Collection entries:
-------
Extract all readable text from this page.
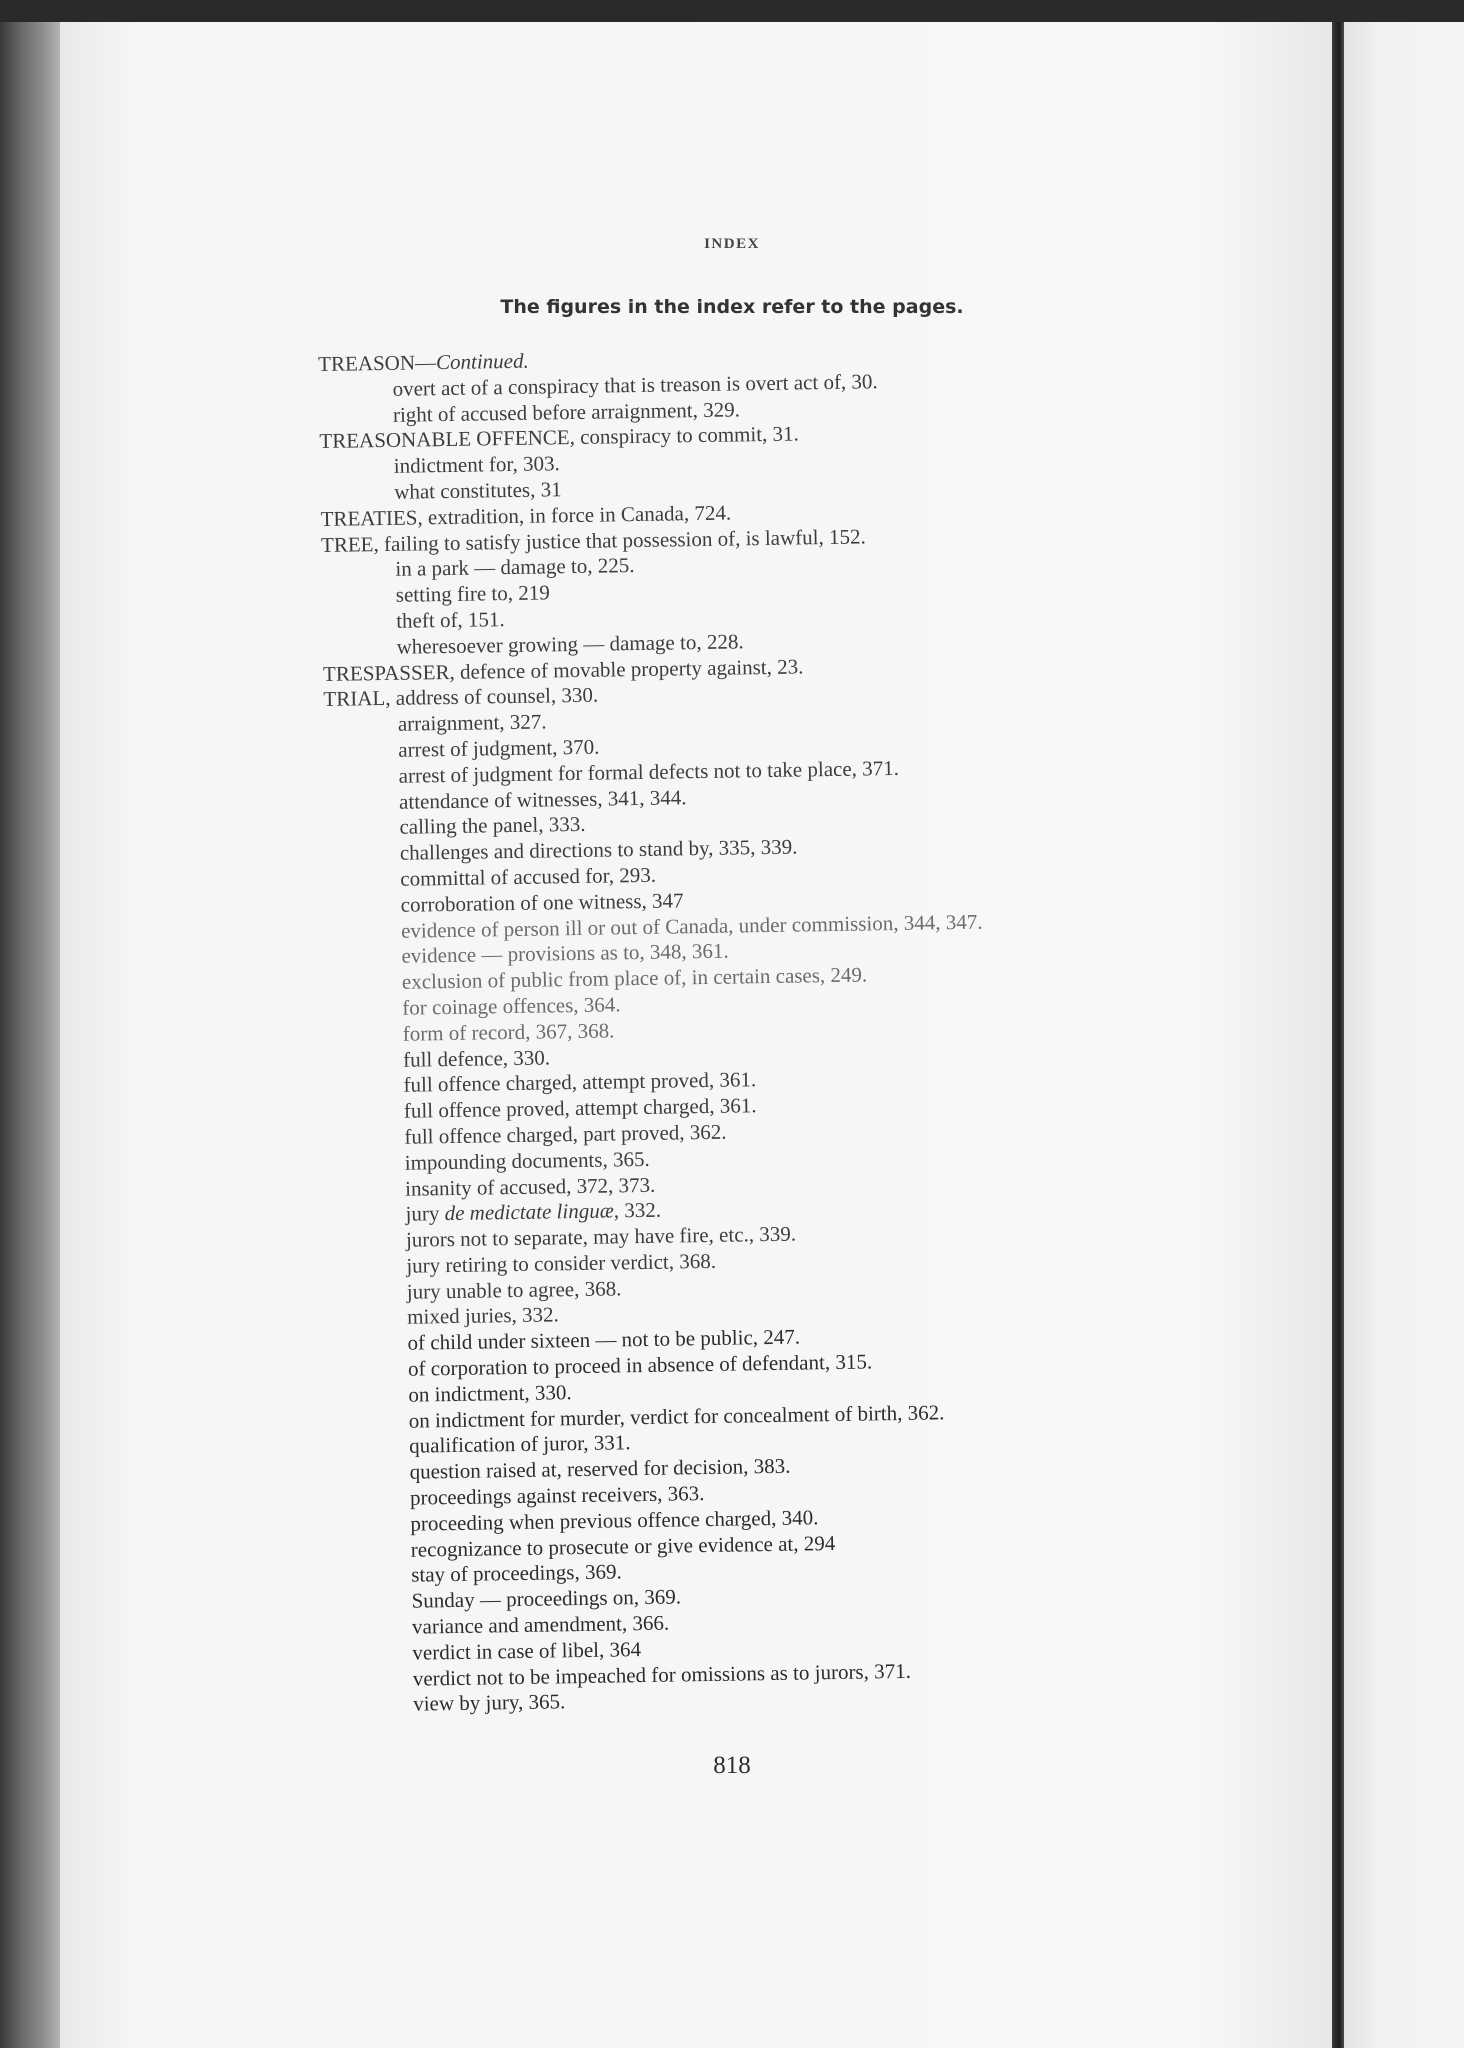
INDEX
The figures in the index refer to the pages.
TREASON—Continued.
overt act of a conspiracy that is treason is overt act of, 30.
right of accused before arraignment, 329.
TREASONABLE OFFENCE, conspiracy to commit, 31.
indictment for, 303.
what constitutes, 31
TREATIES, extradition, in force in Canada, 724.
TREE, failing to satisfy justice that possession of, is lawful, 152.
in a park — damage to, 225.
setting fire to, 219
theft of, 151.
wheresoever growing — damage to, 228.
TRESPASSER, defence of movable property against, 23.
TRIAL, address of counsel, 330.
arraignment, 327.
arrest of judgment, 370.
arrest of judgment for formal defects not to take place, 371.
attendance of witnesses, 341, 344.
calling the panel, 333.
challenges and directions to stand by, 335, 339.
committal of accused for, 293.
corroboration of one witness, 347
evidence of person ill or out of Canada, under commission, 344, 347.
evidence — provisions as to, 348, 361.
exclusion of public from place of, in certain cases, 249.
for coinage offences, 364.
form of record, 367, 368.
full defence, 330.
full offence charged, attempt proved, 361.
full offence proved, attempt charged, 361.
full offence charged, part proved, 362.
impounding documents, 365.
insanity of accused, 372, 373.
jury de medictate linguæ, 332.
jurors not to separate, may have fire, etc., 339.
jury retiring to consider verdict, 368.
jury unable to agree, 368.
mixed juries, 332.
of child under sixteen — not to be public, 247.
of corporation to proceed in absence of defendant, 315.
on indictment, 330.
on indictment for murder, verdict for concealment of birth, 362.
qualification of juror, 331.
question raised at, reserved for decision, 383.
proceedings against receivers, 363.
proceeding when previous offence charged, 340.
recognizance to prosecute or give evidence at, 294
stay of proceedings, 369.
Sunday — proceedings on, 369.
variance and amendment, 366.
verdict in case of libel, 364
verdict not to be impeached for omissions as to jurors, 371.
view by jury, 365.
818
-------
The task:
Your copy of the data should match it exactly, except that pictures are left out.

Correct output:
Extract all readable text from this page.
INDEX
The figures in the index refer to the pages.
TREASON—Continued.
overt act of a conspiracy that is treason is overt act of, 30.
right of accused before arraignment, 329.
TREASONABLE OFFENCE, conspiracy to commit, 31.
indictment for, 303.
what constitutes, 31
TREATIES, extradition, in force in Canada, 724.
TREE, failing to satisfy justice that possession of, is lawful, 152.
in a park — damage to, 225.
setting fire to, 219
theft of, 151.
wheresoever growing — damage to, 228.
TRESPASSER, defence of movable property against, 23.
TRIAL, address of counsel, 330.
arraignment, 327.
arrest of judgment, 370.
arrest of judgment for formal defects not to take place, 371.
attendance of witnesses, 341, 344.
calling the panel, 333.
challenges and directions to stand by, 335, 339.
committal of accused for, 293.
corroboration of one witness, 347
evidence of person ill or out of Canada, under commission, 344, 347.
evidence — provisions as to, 348, 361.
exclusion of public from place of, in certain cases, 249.
for coinage offences, 364.
form of record, 367, 368.
full defence, 330.
full offence charged, attempt proved, 361.
full offence proved, attempt charged, 361.
full offence charged, part proved, 362.
impounding documents, 365.
insanity of accused, 372, 373.
jury de medictate linguæ, 332.
jurors not to separate, may have fire, etc., 339.
jury retiring to consider verdict, 368.
jury unable to agree, 368.
mixed juries, 332.
of child under sixteen — not to be public, 247.
of corporation to proceed in absence of defendant, 315.
on indictment, 330.
on indictment for murder, verdict for concealment of birth, 362.
qualification of juror, 331.
question raised at, reserved for decision, 383.
proceedings against receivers, 363.
proceeding when previous offence charged, 340.
recognizance to prosecute or give evidence at, 294
stay of proceedings, 369.
Sunday — proceedings on, 369.
variance and amendment, 366.
verdict in case of libel, 364
verdict not to be impeached for omissions as to jurors, 371.
view by jury, 365.
818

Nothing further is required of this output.